-- Start INFORMATION GIVEN --

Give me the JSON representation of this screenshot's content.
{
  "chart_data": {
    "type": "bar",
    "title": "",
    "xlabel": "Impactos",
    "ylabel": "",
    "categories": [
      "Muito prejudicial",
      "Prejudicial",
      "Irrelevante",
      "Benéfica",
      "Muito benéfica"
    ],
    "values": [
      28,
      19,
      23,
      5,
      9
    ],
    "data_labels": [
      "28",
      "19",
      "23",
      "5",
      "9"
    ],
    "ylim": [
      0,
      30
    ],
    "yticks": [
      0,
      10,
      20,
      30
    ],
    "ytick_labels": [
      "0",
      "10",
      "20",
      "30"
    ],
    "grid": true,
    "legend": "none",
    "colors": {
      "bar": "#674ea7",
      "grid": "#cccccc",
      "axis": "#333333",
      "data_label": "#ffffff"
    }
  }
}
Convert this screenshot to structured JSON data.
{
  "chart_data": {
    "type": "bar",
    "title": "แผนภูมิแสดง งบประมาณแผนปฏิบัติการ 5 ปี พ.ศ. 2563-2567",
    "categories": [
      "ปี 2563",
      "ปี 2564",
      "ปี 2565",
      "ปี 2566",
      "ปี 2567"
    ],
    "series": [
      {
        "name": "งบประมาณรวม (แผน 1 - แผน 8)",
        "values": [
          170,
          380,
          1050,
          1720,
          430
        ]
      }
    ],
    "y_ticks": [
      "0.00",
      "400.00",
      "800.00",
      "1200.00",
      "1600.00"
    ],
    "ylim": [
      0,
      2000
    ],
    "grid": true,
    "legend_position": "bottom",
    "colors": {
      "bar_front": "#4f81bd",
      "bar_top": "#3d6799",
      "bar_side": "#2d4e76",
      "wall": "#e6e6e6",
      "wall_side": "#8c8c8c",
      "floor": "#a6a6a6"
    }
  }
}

-- End INFORMATION GIVEN --

PROBLEM DESCRIPTION: All of the data needs to be printed once more, exactly.

EXPECTED ANSWER:
Give me the JSON representation of this screenshot's content.
{
  "chart_data": {
    "type": "bar",
    "title": "",
    "xlabel": "Impactos",
    "ylabel": "",
    "categories": [
      "Muito prejudicial",
      "Prejudicial",
      "Irrelevante",
      "Benéfica",
      "Muito benéfica"
    ],
    "values": [
      28,
      19,
      23,
      5,
      9
    ],
    "data_labels": [
      "28",
      "19",
      "23",
      "5",
      "9"
    ],
    "ylim": [
      0,
      30
    ],
    "yticks": [
      0,
      10,
      20,
      30
    ],
    "ytick_labels": [
      "0",
      "10",
      "20",
      "30"
    ],
    "grid": true,
    "legend": "none",
    "colors": {
      "bar": "#674ea7",
      "grid": "#cccccc",
      "axis": "#333333",
      "data_label": "#ffffff"
    }
  }
}
Convert this screenshot to structured JSON data.
{
  "chart_data": {
    "type": "bar",
    "title": "แผนภูมิแสดง งบประมาณแผนปฏิบัติการ 5 ปี พ.ศ. 2563-2567",
    "categories": [
      "ปี 2563",
      "ปี 2564",
      "ปี 2565",
      "ปี 2566",
      "ปี 2567"
    ],
    "series": [
      {
        "name": "งบประมาณรวม (แผน 1 - แผน 8)",
        "values": [
          170,
          380,
          1050,
          1720,
          430
        ]
      }
    ],
    "y_ticks": [
      "0.00",
      "400.00",
      "800.00",
      "1200.00",
      "1600.00"
    ],
    "ylim": [
      0,
      2000
    ],
    "grid": true,
    "legend_position": "bottom",
    "colors": {
      "bar_front": "#4f81bd",
      "bar_top": "#3d6799",
      "bar_side": "#2d4e76",
      "wall": "#e6e6e6",
      "wall_side": "#8c8c8c",
      "floor": "#a6a6a6"
    }
  }
}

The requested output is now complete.